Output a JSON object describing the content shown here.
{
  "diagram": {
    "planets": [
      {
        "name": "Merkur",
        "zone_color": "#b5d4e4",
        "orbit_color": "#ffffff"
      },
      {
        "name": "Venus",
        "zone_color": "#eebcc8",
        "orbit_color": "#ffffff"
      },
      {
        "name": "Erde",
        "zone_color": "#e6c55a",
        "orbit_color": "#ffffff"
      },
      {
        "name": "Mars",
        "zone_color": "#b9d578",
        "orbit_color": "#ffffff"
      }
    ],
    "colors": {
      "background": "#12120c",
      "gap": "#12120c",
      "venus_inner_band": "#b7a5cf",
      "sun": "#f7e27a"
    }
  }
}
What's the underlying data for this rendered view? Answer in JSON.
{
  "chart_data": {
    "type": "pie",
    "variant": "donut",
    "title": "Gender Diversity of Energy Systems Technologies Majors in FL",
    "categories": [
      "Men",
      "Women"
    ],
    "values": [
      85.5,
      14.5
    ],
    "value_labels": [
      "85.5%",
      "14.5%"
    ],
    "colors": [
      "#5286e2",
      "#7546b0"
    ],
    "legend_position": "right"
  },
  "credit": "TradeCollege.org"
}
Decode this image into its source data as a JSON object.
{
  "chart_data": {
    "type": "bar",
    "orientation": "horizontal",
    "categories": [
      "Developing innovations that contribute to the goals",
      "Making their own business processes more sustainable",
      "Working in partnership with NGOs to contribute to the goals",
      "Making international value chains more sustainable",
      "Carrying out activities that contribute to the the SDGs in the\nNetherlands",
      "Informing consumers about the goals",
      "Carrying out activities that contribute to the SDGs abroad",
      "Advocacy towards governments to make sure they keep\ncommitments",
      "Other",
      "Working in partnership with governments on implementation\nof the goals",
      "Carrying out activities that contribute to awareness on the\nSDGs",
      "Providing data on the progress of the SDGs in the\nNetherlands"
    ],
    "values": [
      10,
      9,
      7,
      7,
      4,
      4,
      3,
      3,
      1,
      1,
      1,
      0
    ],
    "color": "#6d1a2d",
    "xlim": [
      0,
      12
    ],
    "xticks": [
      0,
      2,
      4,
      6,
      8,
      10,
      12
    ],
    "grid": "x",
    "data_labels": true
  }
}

******************************

AIM OF THE TASK
Give the count of lines containing "more", with no added text.

SOLUTION TO THIS TASK
2